> EXERCISE DESCRIPTION
Scan the listing and work out how many lines contain the word "name". Nothing but the number should be given.

> DATASET EXCERPTS
━━━━━━━━━━━━━━━━━━━━━━━━━━━━━━

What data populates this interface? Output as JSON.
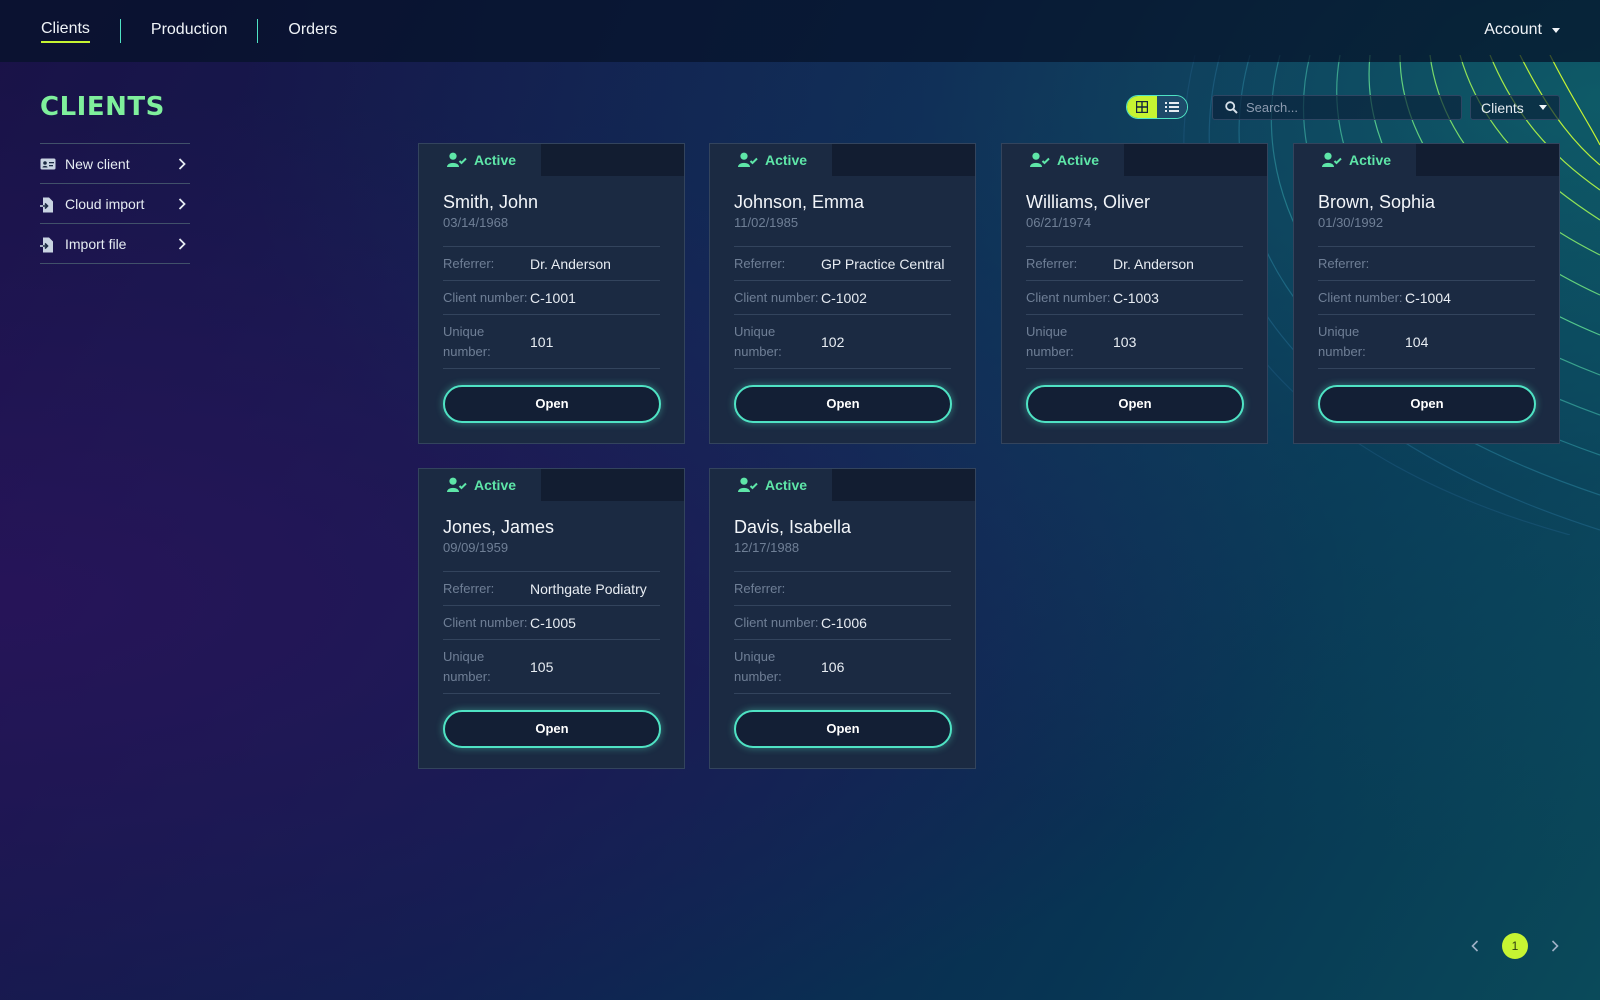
{
  "nav": {
    "items": [
      {
        "label": "Clients",
        "active": true
      },
      {
        "label": "Production",
        "active": false
      },
      {
        "label": "Orders",
        "active": false
      }
    ],
    "account_label": "Account"
  },
  "page": {
    "title": "CLIENTS"
  },
  "sidebar": {
    "items": [
      {
        "label": "New client",
        "icon": "id-card-icon"
      },
      {
        "label": "Cloud import",
        "icon": "file-import-icon"
      },
      {
        "label": "Import file",
        "icon": "file-import-icon"
      }
    ]
  },
  "toolbar": {
    "view_modes": [
      {
        "name": "grid-view",
        "icon": "grid-icon",
        "active": true
      },
      {
        "name": "list-view",
        "icon": "list-icon",
        "active": false
      }
    ],
    "search_placeholder": "Search...",
    "search_value": "",
    "scope_selected": "Clients"
  },
  "labels": {
    "referrer": "Referrer:",
    "client_number": "Client number:",
    "unique_number": "Unique number:",
    "open": "Open"
  },
  "clients": [
    {
      "status": "Active",
      "name": "Smith, John",
      "dob": "03/14/1968",
      "referrer": "Dr. Anderson",
      "client_number": "C-1001",
      "unique_number": "101"
    },
    {
      "status": "Active",
      "name": "Johnson, Emma",
      "dob": "11/02/1985",
      "referrer": "GP Practice Central",
      "client_number": "C-1002",
      "unique_number": "102"
    },
    {
      "status": "Active",
      "name": "Williams, Oliver",
      "dob": "06/21/1974",
      "referrer": "Dr. Anderson",
      "client_number": "C-1003",
      "unique_number": "103"
    },
    {
      "status": "Active",
      "name": "Brown, Sophia",
      "dob": "01/30/1992",
      "referrer": "",
      "client_number": "C-1004",
      "unique_number": "104"
    },
    {
      "status": "Active",
      "name": "Jones, James",
      "dob": "09/09/1959",
      "referrer": "Northgate Podiatry",
      "client_number": "C-1005",
      "unique_number": "105"
    },
    {
      "status": "Active",
      "name": "Davis, Isabella",
      "dob": "12/17/1988",
      "referrer": "",
      "client_number": "C-1006",
      "unique_number": "106"
    }
  ],
  "pagination": {
    "current_page": "1"
  },
  "colors": {
    "accent": "#c6f432",
    "teal": "#4fe3c4",
    "status_active": "#5ee6a8",
    "title": "#7ff09c",
    "card_bg": "#1b2a42"
  }
}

━━━━━━━━━━━━━━━━━━━━━━━━━━━━━━

> REPLY TO THE EXERCISE
8